PROBLEM REQUIREMENTS: Write out the entire listing below exactly, with the pictures left out.

- - - - -

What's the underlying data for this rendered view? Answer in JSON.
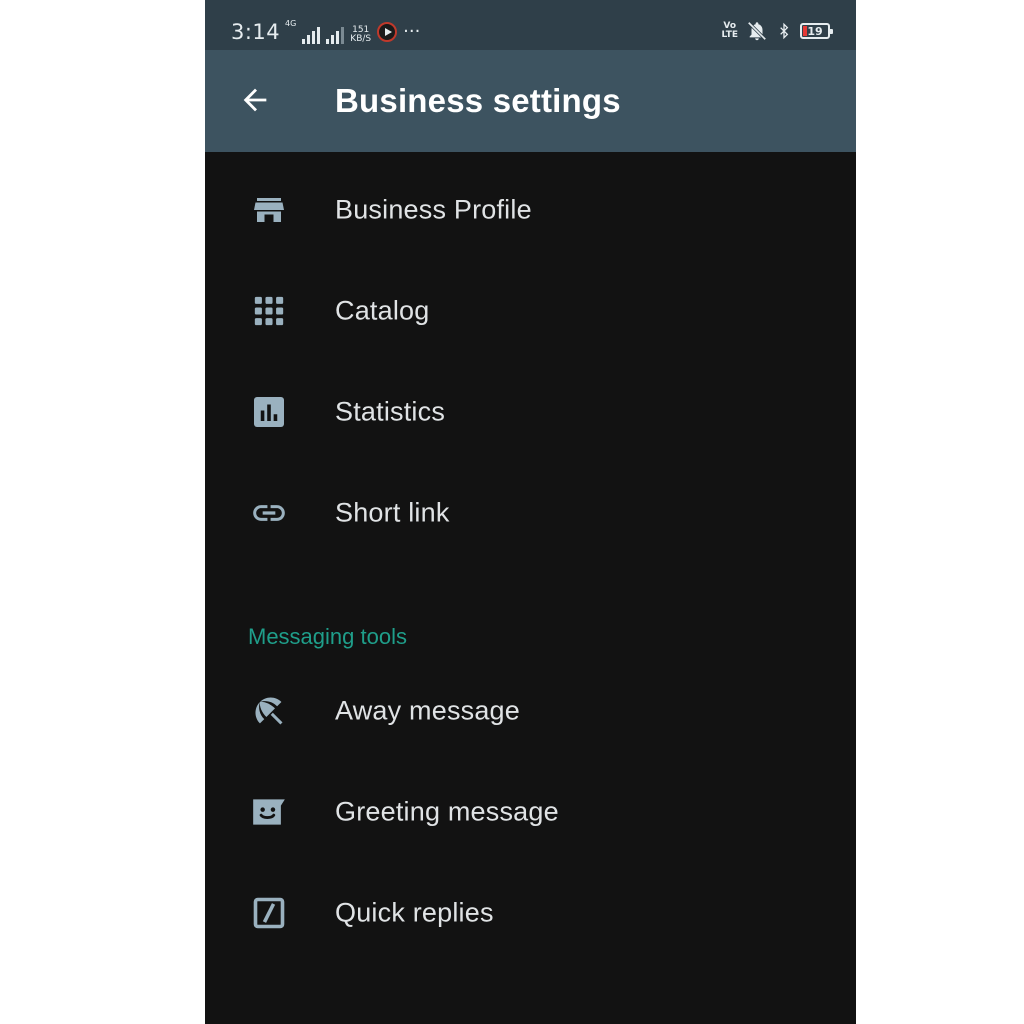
{
  "status_bar": {
    "time": "3:14",
    "network_label": "4G",
    "speed_value": "151",
    "speed_unit": "KB/S",
    "more": "···",
    "volte_top": "Vo",
    "volte_bottom": "LTE",
    "battery": "19"
  },
  "header": {
    "title": "Business settings",
    "back_icon": "arrow-left-icon"
  },
  "menu": {
    "items": [
      {
        "label": "Business Profile",
        "icon": "storefront-icon"
      },
      {
        "label": "Catalog",
        "icon": "grid-dots-icon"
      },
      {
        "label": "Statistics",
        "icon": "bar-chart-icon"
      },
      {
        "label": "Short link",
        "icon": "link-icon"
      }
    ]
  },
  "messaging_tools": {
    "section_title": "Messaging tools",
    "items": [
      {
        "label": "Away message",
        "icon": "umbrella-icon"
      },
      {
        "label": "Greeting message",
        "icon": "greeting-icon"
      },
      {
        "label": "Quick replies",
        "icon": "quick-reply-icon"
      }
    ]
  },
  "colors": {
    "status_bar_bg": "#2f3f49",
    "app_bar_bg": "#3d5360",
    "page_bg": "#121212",
    "icon": "#9ab1bf",
    "accent": "#1f9e8a",
    "text": "#e0e3e5"
  }
}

- - - - -

COMPLETED TASK:
What's the underlying data for this rendered view? Answer in JSON.
{
  "status_bar": {
    "time": "3:14",
    "network_label": "4G",
    "speed_value": "151",
    "speed_unit": "KB/S",
    "more": "···",
    "volte_top": "Vo",
    "volte_bottom": "LTE",
    "battery": "19"
  },
  "header": {
    "title": "Business settings",
    "back_icon": "arrow-left-icon"
  },
  "menu": {
    "items": [
      {
        "label": "Business Profile",
        "icon": "storefront-icon"
      },
      {
        "label": "Catalog",
        "icon": "grid-dots-icon"
      },
      {
        "label": "Statistics",
        "icon": "bar-chart-icon"
      },
      {
        "label": "Short link",
        "icon": "link-icon"
      }
    ]
  },
  "messaging_tools": {
    "section_title": "Messaging tools",
    "items": [
      {
        "label": "Away message",
        "icon": "umbrella-icon"
      },
      {
        "label": "Greeting message",
        "icon": "greeting-icon"
      },
      {
        "label": "Quick replies",
        "icon": "quick-reply-icon"
      }
    ]
  },
  "colors": {
    "status_bar_bg": "#2f3f49",
    "app_bar_bg": "#3d5360",
    "page_bg": "#121212",
    "icon": "#9ab1bf",
    "accent": "#1f9e8a",
    "text": "#e0e3e5"
  }
}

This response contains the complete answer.